[Some records]

⟨

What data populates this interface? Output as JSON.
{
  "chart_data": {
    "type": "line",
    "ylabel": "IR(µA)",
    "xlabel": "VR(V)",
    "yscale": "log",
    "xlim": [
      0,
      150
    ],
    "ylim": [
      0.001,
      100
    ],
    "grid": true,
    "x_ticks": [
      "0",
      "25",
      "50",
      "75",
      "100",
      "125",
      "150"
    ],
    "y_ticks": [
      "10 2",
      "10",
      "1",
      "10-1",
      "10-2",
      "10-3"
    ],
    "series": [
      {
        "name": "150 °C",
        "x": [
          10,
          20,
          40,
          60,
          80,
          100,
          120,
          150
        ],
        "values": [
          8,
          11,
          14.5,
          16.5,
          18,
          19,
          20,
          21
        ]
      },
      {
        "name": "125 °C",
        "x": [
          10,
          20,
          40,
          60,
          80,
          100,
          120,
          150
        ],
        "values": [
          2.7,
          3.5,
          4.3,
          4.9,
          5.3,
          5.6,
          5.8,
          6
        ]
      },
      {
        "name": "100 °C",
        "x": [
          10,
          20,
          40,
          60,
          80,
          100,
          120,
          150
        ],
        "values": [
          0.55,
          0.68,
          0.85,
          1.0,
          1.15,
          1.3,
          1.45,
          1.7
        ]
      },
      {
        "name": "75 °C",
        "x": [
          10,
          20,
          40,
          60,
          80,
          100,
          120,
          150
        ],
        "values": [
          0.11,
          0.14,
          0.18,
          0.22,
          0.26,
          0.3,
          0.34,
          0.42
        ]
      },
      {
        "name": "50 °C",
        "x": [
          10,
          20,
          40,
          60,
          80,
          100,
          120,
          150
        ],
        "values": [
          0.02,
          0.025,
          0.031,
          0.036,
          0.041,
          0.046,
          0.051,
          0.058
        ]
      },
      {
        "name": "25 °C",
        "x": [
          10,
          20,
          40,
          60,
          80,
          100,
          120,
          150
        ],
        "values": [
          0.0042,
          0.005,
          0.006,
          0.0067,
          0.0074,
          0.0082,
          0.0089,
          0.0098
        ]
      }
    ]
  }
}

⟩

DIRECTIVE:
Copy each line that holds the word "name".

IN RESPONSE:
        "name": "150 °C",
        "name": "125 °C",
        "name": "100 °C",
        "name": "75 °C",
        "name": "50 °C",
        "name": "25 °C",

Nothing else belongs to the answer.